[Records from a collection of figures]

————————

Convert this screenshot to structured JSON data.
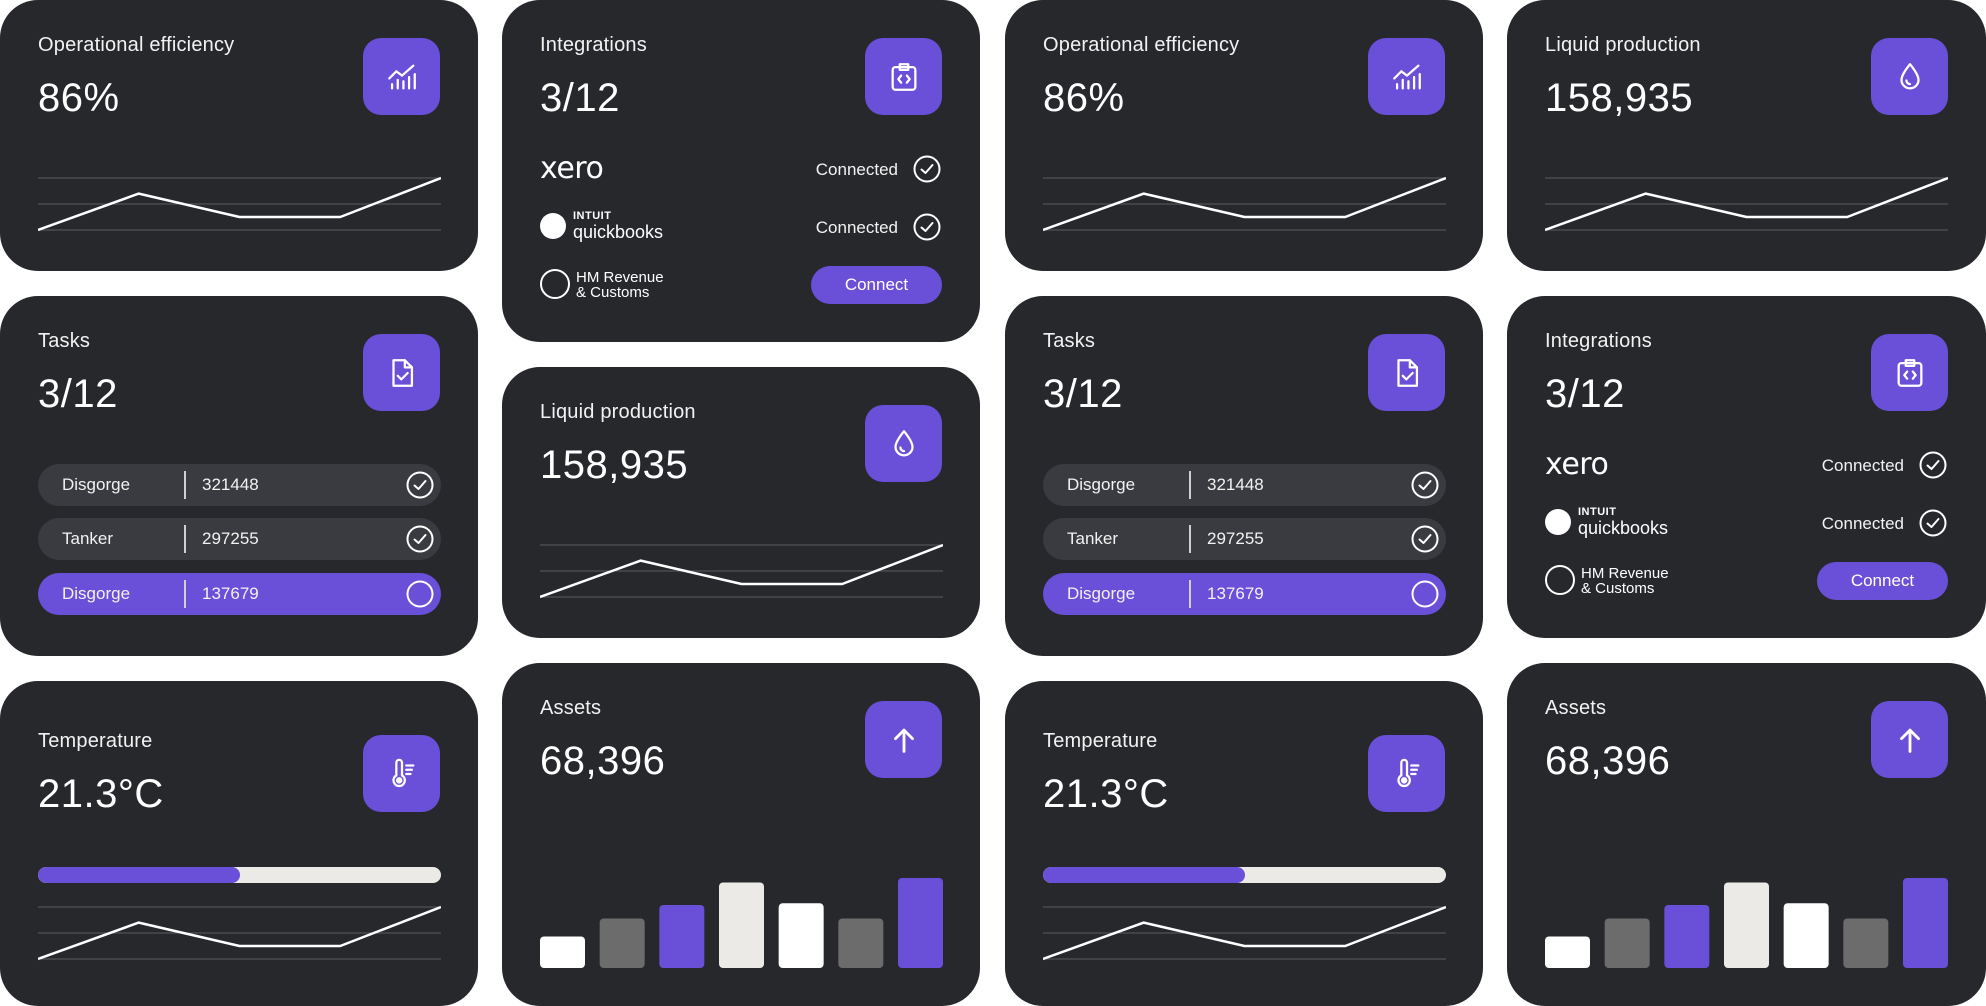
{
  "colors": {
    "card": "#26282c",
    "accent": "#6a4fd8",
    "light": "#eceae6",
    "white": "#ffffff",
    "grey": "#6c6c6c",
    "grid": "#5a5c60"
  },
  "efficiency": {
    "title": "Operational efficiency",
    "value": "86%",
    "icon": "chart-icon",
    "trend": [
      0,
      0.7,
      0.25,
      0.25,
      1.0
    ]
  },
  "integrations": {
    "title": "Integrations",
    "value": "3/12",
    "icon": "code-clipboard-icon",
    "items": [
      {
        "logo": "xero",
        "status": "Connected"
      },
      {
        "logo_small": "INTUIT",
        "logo": "quickbooks",
        "status": "Connected"
      },
      {
        "logo_line1": "HM Revenue",
        "logo_line2": "& Customs",
        "action": "Connect"
      }
    ]
  },
  "liquid": {
    "title": "Liquid production",
    "value": "158,935",
    "icon": "droplet-icon",
    "trend": [
      0,
      0.7,
      0.25,
      0.25,
      1.0
    ]
  },
  "tasks": {
    "title": "Tasks",
    "value": "3/12",
    "icon": "document-check-icon",
    "items": [
      {
        "name": "Disgorge",
        "number": "321448",
        "done": true
      },
      {
        "name": "Tanker",
        "number": "297255",
        "done": true
      },
      {
        "name": "Disgorge",
        "number": "137679",
        "done": false
      }
    ]
  },
  "temperature": {
    "title": "Temperature",
    "value": "21.3°C",
    "icon": "thermometer-icon",
    "progress": 0.5,
    "trend": [
      0,
      0.7,
      0.25,
      0.25,
      1.0
    ]
  },
  "assets": {
    "title": "Assets",
    "value": "68,396",
    "icon": "arrow-up-icon",
    "bars": [
      {
        "value": 0.35,
        "color": "white"
      },
      {
        "value": 0.55,
        "color": "grey"
      },
      {
        "value": 0.7,
        "color": "accent"
      },
      {
        "value": 0.95,
        "color": "light"
      },
      {
        "value": 0.72,
        "color": "white"
      },
      {
        "value": 0.55,
        "color": "grey"
      },
      {
        "value": 1.0,
        "color": "accent"
      }
    ]
  }
}
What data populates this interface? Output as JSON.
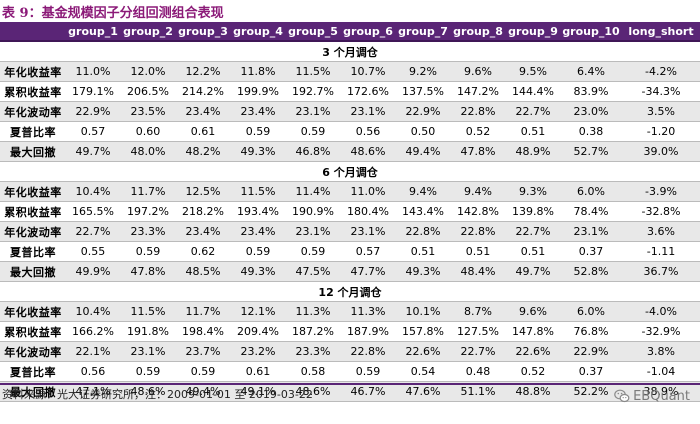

————————

GOAL:
Extract every line above containing the word "number".

FINISHED ANSWER:
        "number": "321448",
        "number": "297255",
        "number": "137679",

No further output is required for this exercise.